» Travail demandé: Pouvez-vous reproduire à l'identique le passage du billet sur la réserve foncière qui commence aux mots « une zone (à » et s'arrête après « Combe du Bosquet. » ?

═════ Texte présenté ═════

Deux billets ont déjà évoqué cette question voir ici et aussi .

La Municipalité continue à réfléchir à l’utilisation de la réserve foncière qu’elle a pu acheter. Au cours d’une réunion de commission extra-municipale, tenue le 11 février, il m’a semblé qu’on s’oriente vers l’ouverture d’un nouveau quartier résidentiel et qu’en serait exclu le projet de salle polyvalente, un moment envisagé. Sur ce point, le Maire a déclaré ne pas renoncer mais envisager d’installer cette salle « à un autre endroit ».

Pradels

La réflexion en cours s’oriente vers un découpage de la zone en deux sous-zones :

une zone (à droite de la route quand on vient du cimetière pour aller sur les Combes) dont les parcelles seraient vendues en quatre lots à des particuliers ; elle correspond à la partie haute de la zone, actuellement occupée par des terrasses en bon état, et surmontée par le quartier de la Combe du Bosquet.

à gauche de la route et en contre-bas, la partie la plus étendue (un peu moins de 15.000 mètres carrés contre un peu plus de 3.000 pour le haut) serait principalement consacrée à la construction de logements locatifs, destinés, les uns, à des personnes âgées mais indépendantes et ne souhaitant pas aller en maison de retraite, les autres, à des personnes dont les revenus correspondent à des loyers modérés, conventionnés et aidés. Pour permettre une vie de quartier plus conviviale, on adjoindrait à ces logements (individuels) un bâtiment d’environ 150 mètres carrés d’usage collectif.
Dans sa partie la plus basse, cette zone comporterait une place pour l’évacuation des eaux pluviales (lagunage) qui pourrait servir aussi de parking.

Une fois sur le terrain, on peut se rendre compte que la zone devrait offrir au futur quartier de bonnes conditions : le site est protégé du nord-est par la colline à laquelle il s’adosse et il est largement ouvert sur l’ouest et le sud ; il est à une petite dizaine de minutes du village à marche lente et il offre aux promeneurs des chemins et des sentiers sur lesquels les véhicules motorisés ne devraient pas être trop présents.

Seulement, les avantages de sa situation en font aussi la fragilité. En effet, ce nouveau quartier est certes « largement ouvert sur l’ouest et le sud », oui, mais cette ouverture fait qu’il est grandement visible à partir de la crête allant de Montréal à Tauriers et au-delà, à moins que ne soit protégé (et de façon impérative et durable) l’écrin de hauts arbres qui le masque pour l’instant. Certes, il s’agit de pins sylvestres tout à fait banals, mais ils sont efficaces pour arrêter le regard (n’oublions jamais qu’à notre échelle, la lumière se déplace en ligne droite !) et ils s’inscrivent agréablement dans le paysage.

═════ Extrait des données ═════

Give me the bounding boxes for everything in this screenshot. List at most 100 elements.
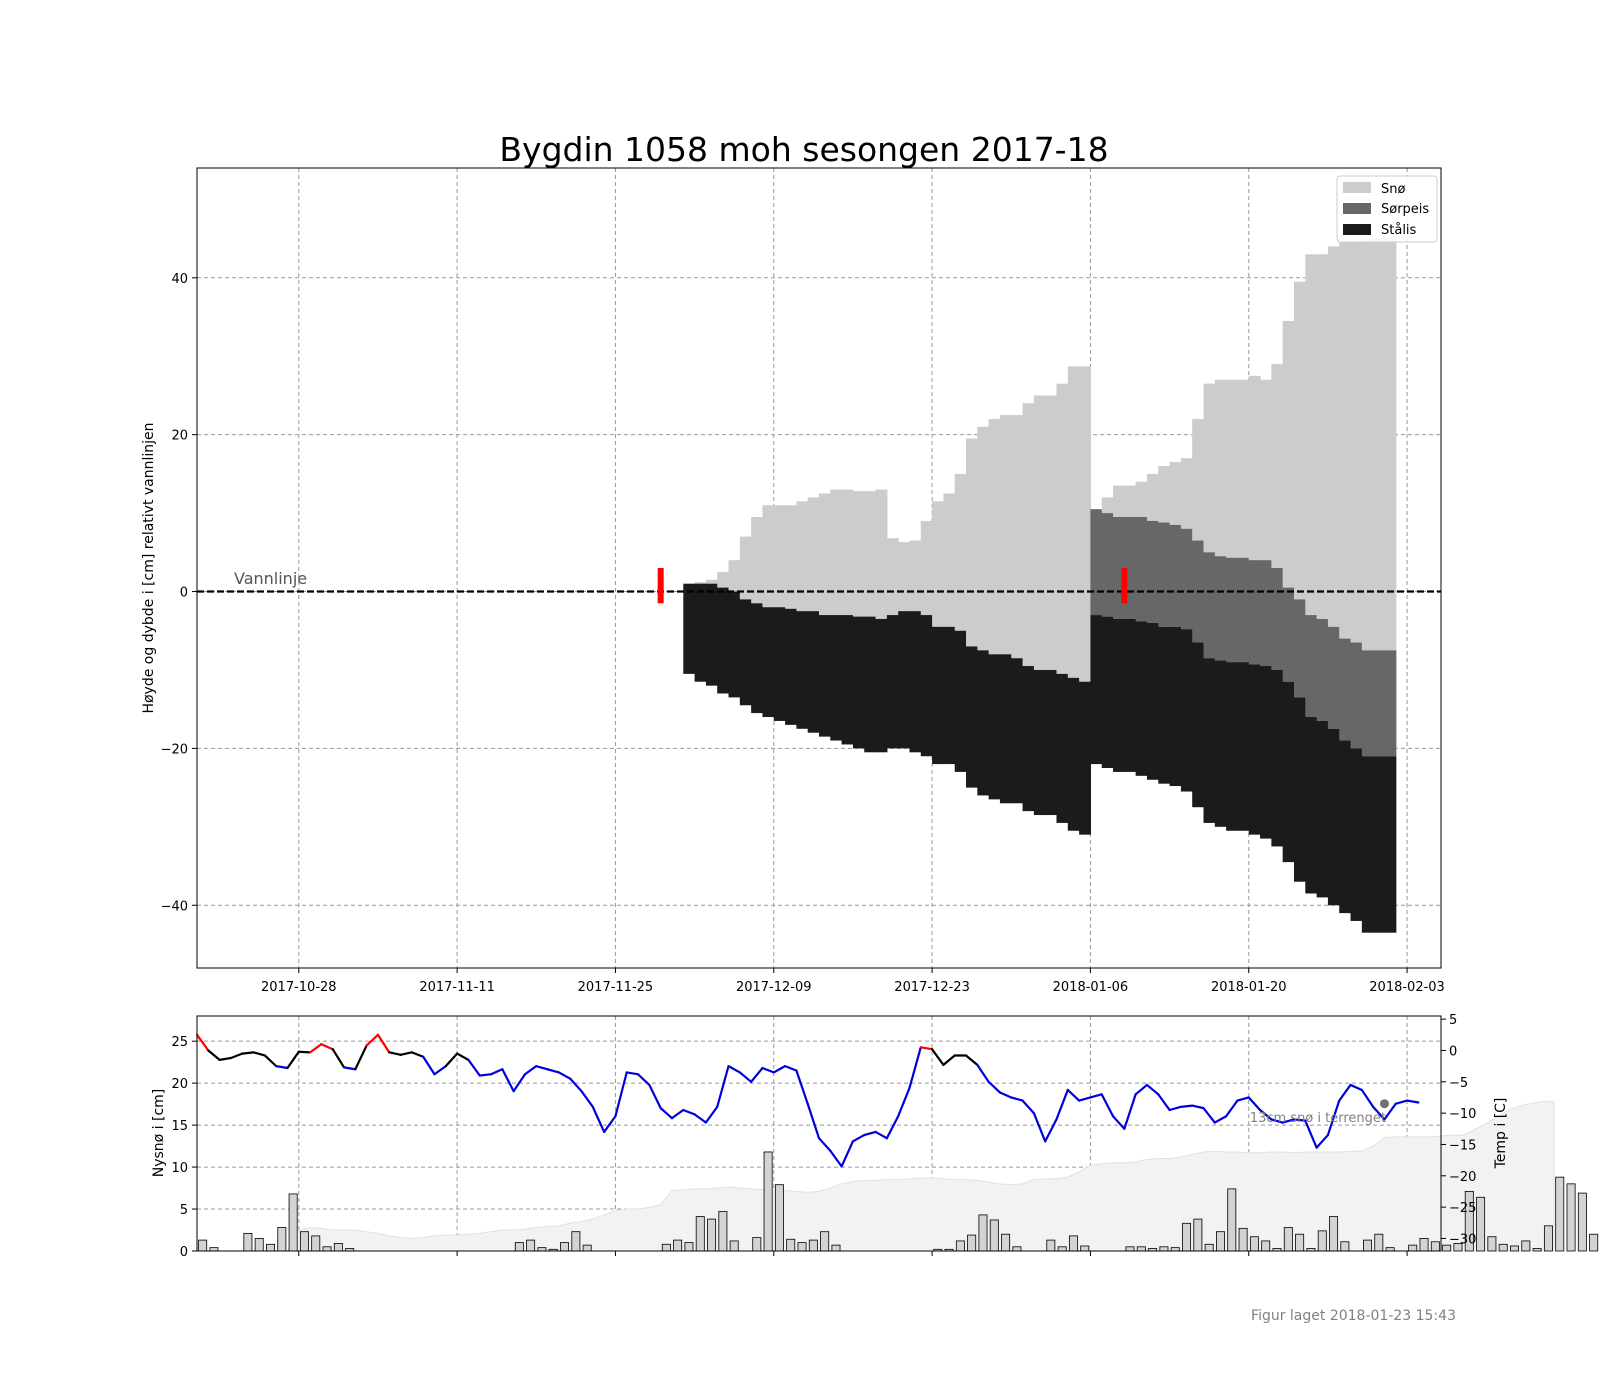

═════

» Réponse à fournir:
une zone (à droite de la route quand on vient du cimetière pour aller sur les Combes) dont les parcelles seraient vendues en quatre lots à des particuliers ; elle correspond à la partie haute de la zone, actuellement occupée par des terrasses en bon état, et surmontée par le quartier de la Combe du Bosquet.